Image-based layout entries:
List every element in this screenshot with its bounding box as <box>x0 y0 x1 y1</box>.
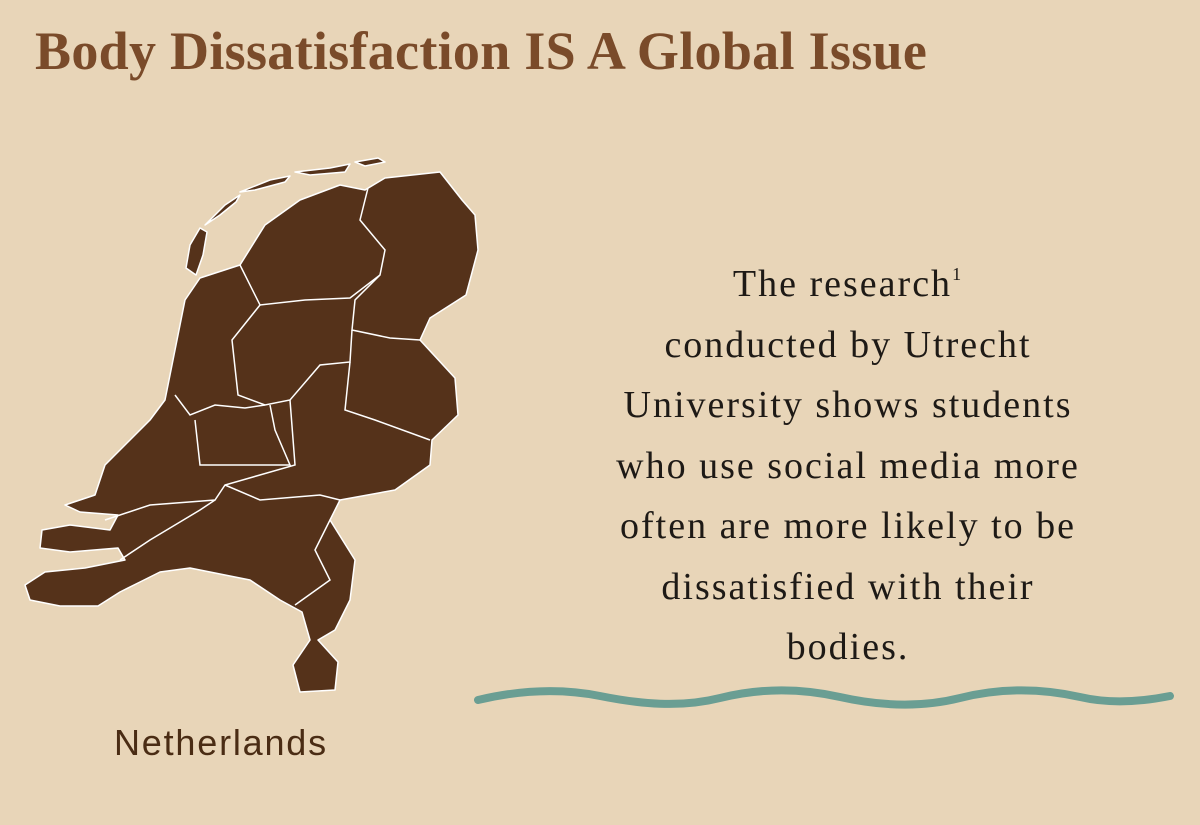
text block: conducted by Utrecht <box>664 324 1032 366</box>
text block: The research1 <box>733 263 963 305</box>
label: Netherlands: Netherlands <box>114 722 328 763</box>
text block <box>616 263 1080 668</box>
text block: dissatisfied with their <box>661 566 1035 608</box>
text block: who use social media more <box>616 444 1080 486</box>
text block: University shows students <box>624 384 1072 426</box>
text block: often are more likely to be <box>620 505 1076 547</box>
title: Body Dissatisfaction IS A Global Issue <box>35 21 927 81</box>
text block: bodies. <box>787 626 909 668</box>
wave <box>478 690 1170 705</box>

PROBLEM STATEMENT: Output every line of the material above word for word, leaving out the pictures.

ANSWER TO THIS PROBLEM:
List every element in this screenshot with its bounding box as <box>x0 y0 x1 y1</box>.
text block: conducted by Utrecht <box>664 324 1032 366</box>
text block: The research1 <box>733 263 963 305</box>
label: Netherlands: Netherlands <box>114 722 328 763</box>
text block <box>616 263 1080 668</box>
text block: dissatisfied with their <box>661 566 1035 608</box>
text block: who use social media more <box>616 444 1080 486</box>
text block: University shows students <box>624 384 1072 426</box>
text block: often are more likely to be <box>620 505 1076 547</box>
title: Body Dissatisfaction IS A Global Issue <box>35 21 927 81</box>
text block: bodies. <box>787 626 909 668</box>
wave <box>478 690 1170 705</box>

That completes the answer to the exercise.